## [Written exercise]
Reproduce the records verbatim, starting at their first line and ending at the line that contains "201, 142, 216]", with both of those lines included.

## [Material]
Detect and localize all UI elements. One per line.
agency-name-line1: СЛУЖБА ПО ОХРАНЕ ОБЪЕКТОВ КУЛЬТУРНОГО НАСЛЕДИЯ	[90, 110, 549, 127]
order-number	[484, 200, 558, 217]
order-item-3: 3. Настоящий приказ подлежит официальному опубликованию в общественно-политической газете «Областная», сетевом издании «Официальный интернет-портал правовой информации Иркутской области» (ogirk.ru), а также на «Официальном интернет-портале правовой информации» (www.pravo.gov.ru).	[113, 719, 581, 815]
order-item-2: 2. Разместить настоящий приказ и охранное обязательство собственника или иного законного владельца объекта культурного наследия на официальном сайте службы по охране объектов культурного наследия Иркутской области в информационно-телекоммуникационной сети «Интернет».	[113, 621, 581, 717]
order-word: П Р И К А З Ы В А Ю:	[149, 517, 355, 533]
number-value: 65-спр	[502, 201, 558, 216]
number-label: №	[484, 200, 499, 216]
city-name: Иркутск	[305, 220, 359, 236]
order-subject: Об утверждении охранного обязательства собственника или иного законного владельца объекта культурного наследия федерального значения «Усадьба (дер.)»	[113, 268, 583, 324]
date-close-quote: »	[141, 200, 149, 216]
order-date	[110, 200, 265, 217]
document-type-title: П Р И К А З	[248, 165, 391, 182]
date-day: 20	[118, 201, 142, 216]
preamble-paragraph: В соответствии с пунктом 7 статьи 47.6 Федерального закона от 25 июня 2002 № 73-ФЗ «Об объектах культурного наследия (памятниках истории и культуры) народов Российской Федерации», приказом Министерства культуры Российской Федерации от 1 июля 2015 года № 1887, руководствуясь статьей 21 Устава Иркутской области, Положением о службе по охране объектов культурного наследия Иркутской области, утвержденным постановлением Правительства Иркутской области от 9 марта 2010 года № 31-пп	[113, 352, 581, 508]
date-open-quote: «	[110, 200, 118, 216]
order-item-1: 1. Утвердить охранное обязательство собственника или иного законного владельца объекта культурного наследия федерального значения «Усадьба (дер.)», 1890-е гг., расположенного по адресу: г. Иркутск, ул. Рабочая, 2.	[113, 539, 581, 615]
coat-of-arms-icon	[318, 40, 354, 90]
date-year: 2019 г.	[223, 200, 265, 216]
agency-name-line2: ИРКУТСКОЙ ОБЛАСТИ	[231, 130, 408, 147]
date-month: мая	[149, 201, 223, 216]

## [In response]
Detect and localize all UI elements. One per line.
agency-name-line1: СЛУЖБА ПО ОХРАНЕ ОБЪЕКТОВ КУЛЬТУРНОГО НАСЛЕДИЯ	[90, 110, 549, 127]
order-number	[484, 200, 558, 217]
order-item-3: 3. Настоящий приказ подлежит официальному опубликованию в общественно-политической газете «Областная», сетевом издании «Официальный интернет-портал правовой информации Иркутской области» (ogirk.ru), а также на «Официальном интернет-портале правовой информации» (www.pravo.gov.ru).	[113, 719, 581, 815]
order-item-2: 2. Разместить настоящий приказ и охранное обязательство собственника или иного законного владельца объекта культурного наследия на официальном сайте службы по охране объектов культурного наследия Иркутской области в информационно-телекоммуникационной сети «Интернет».	[113, 621, 581, 717]
order-word: П Р И К А З Ы В А Ю:	[149, 517, 355, 533]
number-value: 65-спр	[502, 201, 558, 216]
number-label: №	[484, 200, 499, 216]
city-name: Иркутск	[305, 220, 359, 236]
order-subject: Об утверждении охранного обязательства собственника или иного законного владельца объекта культурного наследия федерального значения «Усадьба (дер.)»	[113, 268, 583, 324]
date-close-quote: »	[141, 200, 149, 216]
order-date	[110, 200, 265, 217]
document-type-title: П Р И К А З	[248, 165, 391, 182]
date-day: 20	[118, 201, 142, 216]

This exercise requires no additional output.